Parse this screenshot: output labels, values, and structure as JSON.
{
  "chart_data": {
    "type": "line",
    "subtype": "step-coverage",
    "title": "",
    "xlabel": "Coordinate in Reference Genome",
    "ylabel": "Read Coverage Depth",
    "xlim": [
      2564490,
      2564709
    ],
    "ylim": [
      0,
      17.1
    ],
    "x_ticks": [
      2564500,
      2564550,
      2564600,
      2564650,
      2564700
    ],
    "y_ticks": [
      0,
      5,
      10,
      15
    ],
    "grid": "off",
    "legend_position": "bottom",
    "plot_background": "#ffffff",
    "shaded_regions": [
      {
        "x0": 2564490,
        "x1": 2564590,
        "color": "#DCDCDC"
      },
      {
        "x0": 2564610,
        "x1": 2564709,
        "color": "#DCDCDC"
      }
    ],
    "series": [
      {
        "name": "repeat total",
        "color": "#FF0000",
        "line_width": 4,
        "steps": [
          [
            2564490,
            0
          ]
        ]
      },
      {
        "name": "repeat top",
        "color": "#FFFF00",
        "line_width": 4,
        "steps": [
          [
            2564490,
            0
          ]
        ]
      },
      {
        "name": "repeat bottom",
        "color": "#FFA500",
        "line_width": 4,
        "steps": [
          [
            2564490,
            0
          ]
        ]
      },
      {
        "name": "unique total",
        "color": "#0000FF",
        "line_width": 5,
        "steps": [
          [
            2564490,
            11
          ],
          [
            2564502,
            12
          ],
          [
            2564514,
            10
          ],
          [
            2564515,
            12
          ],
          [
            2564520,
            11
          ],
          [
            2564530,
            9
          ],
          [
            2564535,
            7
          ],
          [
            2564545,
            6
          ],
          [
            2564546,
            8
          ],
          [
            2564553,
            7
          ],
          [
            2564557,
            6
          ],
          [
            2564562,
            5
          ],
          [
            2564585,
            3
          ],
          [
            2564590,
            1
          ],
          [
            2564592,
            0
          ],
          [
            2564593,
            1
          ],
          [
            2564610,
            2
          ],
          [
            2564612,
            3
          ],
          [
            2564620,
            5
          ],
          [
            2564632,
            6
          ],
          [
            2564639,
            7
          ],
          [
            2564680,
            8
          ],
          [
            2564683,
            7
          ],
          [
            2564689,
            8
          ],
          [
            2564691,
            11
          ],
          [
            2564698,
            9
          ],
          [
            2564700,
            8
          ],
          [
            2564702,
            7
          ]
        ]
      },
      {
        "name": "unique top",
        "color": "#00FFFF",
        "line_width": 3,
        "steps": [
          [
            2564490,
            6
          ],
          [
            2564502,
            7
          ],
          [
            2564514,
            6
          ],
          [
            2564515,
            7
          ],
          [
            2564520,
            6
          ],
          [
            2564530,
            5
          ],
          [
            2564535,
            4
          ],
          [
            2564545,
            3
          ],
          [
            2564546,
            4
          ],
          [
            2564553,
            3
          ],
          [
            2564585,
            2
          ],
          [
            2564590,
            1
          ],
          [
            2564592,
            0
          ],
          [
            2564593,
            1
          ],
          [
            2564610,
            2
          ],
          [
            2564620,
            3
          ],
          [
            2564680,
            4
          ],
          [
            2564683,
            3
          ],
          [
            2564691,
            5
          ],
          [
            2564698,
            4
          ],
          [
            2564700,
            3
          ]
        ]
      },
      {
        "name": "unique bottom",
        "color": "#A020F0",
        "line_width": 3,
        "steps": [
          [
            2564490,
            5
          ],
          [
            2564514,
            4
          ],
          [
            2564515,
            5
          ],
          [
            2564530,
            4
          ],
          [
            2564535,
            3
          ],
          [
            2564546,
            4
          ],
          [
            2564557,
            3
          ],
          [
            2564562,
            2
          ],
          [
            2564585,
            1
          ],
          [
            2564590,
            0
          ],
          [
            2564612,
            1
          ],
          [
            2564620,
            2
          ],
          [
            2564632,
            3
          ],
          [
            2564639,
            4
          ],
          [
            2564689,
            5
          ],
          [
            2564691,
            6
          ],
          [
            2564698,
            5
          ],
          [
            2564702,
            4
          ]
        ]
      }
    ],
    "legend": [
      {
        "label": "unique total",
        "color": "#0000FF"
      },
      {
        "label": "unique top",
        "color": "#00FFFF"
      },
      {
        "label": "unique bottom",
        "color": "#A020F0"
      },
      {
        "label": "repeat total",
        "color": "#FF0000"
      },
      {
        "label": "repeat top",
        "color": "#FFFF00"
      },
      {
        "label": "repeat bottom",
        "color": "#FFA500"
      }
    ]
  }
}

## What this task involves
Copy the whole listing down exactly.

## Response for this exercise
Parse this screenshot: output labels, values, and structure as JSON.
{
  "chart_data": {
    "type": "line",
    "subtype": "step-coverage",
    "title": "",
    "xlabel": "Coordinate in Reference Genome",
    "ylabel": "Read Coverage Depth",
    "xlim": [
      2564490,
      2564709
    ],
    "ylim": [
      0,
      17.1
    ],
    "x_ticks": [
      2564500,
      2564550,
      2564600,
      2564650,
      2564700
    ],
    "y_ticks": [
      0,
      5,
      10,
      15
    ],
    "grid": "off",
    "legend_position": "bottom",
    "plot_background": "#ffffff",
    "shaded_regions": [
      {
        "x0": 2564490,
        "x1": 2564590,
        "color": "#DCDCDC"
      },
      {
        "x0": 2564610,
        "x1": 2564709,
        "color": "#DCDCDC"
      }
    ],
    "series": [
      {
        "name": "repeat total",
        "color": "#FF0000",
        "line_width": 4,
        "steps": [
          [
            2564490,
            0
          ]
        ]
      },
      {
        "name": "repeat top",
        "color": "#FFFF00",
        "line_width": 4,
        "steps": [
          [
            2564490,
            0
          ]
        ]
      },
      {
        "name": "repeat bottom",
        "color": "#FFA500",
        "line_width": 4,
        "steps": [
          [
            2564490,
            0
          ]
        ]
      },
      {
        "name": "unique total",
        "color": "#0000FF",
        "line_width": 5,
        "steps": [
          [
            2564490,
            11
          ],
          [
            2564502,
            12
          ],
          [
            2564514,
            10
          ],
          [
            2564515,
            12
          ],
          [
            2564520,
            11
          ],
          [
            2564530,
            9
          ],
          [
            2564535,
            7
          ],
          [
            2564545,
            6
          ],
          [
            2564546,
            8
          ],
          [
            2564553,
            7
          ],
          [
            2564557,
            6
          ],
          [
            2564562,
            5
          ],
          [
            2564585,
            3
          ],
          [
            2564590,
            1
          ],
          [
            2564592,
            0
          ],
          [
            2564593,
            1
          ],
          [
            2564610,
            2
          ],
          [
            2564612,
            3
          ],
          [
            2564620,
            5
          ],
          [
            2564632,
            6
          ],
          [
            2564639,
            7
          ],
          [
            2564680,
            8
          ],
          [
            2564683,
            7
          ],
          [
            2564689,
            8
          ],
          [
            2564691,
            11
          ],
          [
            2564698,
            9
          ],
          [
            2564700,
            8
          ],
          [
            2564702,
            7
          ]
        ]
      },
      {
        "name": "unique top",
        "color": "#00FFFF",
        "line_width": 3,
        "steps": [
          [
            2564490,
            6
          ],
          [
            2564502,
            7
          ],
          [
            2564514,
            6
          ],
          [
            2564515,
            7
          ],
          [
            2564520,
            6
          ],
          [
            2564530,
            5
          ],
          [
            2564535,
            4
          ],
          [
            2564545,
            3
          ],
          [
            2564546,
            4
          ],
          [
            2564553,
            3
          ],
          [
            2564585,
            2
          ],
          [
            2564590,
            1
          ],
          [
            2564592,
            0
          ],
          [
            2564593,
            1
          ],
          [
            2564610,
            2
          ],
          [
            2564620,
            3
          ],
          [
            2564680,
            4
          ],
          [
            2564683,
            3
          ],
          [
            2564691,
            5
          ],
          [
            2564698,
            4
          ],
          [
            2564700,
            3
          ]
        ]
      },
      {
        "name": "unique bottom",
        "color": "#A020F0",
        "line_width": 3,
        "steps": [
          [
            2564490,
            5
          ],
          [
            2564514,
            4
          ],
          [
            2564515,
            5
          ],
          [
            2564530,
            4
          ],
          [
            2564535,
            3
          ],
          [
            2564546,
            4
          ],
          [
            2564557,
            3
          ],
          [
            2564562,
            2
          ],
          [
            2564585,
            1
          ],
          [
            2564590,
            0
          ],
          [
            2564612,
            1
          ],
          [
            2564620,
            2
          ],
          [
            2564632,
            3
          ],
          [
            2564639,
            4
          ],
          [
            2564689,
            5
          ],
          [
            2564691,
            6
          ],
          [
            2564698,
            5
          ],
          [
            2564702,
            4
          ]
        ]
      }
    ],
    "legend": [
      {
        "label": "unique total",
        "color": "#0000FF"
      },
      {
        "label": "unique top",
        "color": "#00FFFF"
      },
      {
        "label": "unique bottom",
        "color": "#A020F0"
      },
      {
        "label": "repeat total",
        "color": "#FF0000"
      },
      {
        "label": "repeat top",
        "color": "#FFFF00"
      },
      {
        "label": "repeat bottom",
        "color": "#FFA500"
      }
    ]
  }
}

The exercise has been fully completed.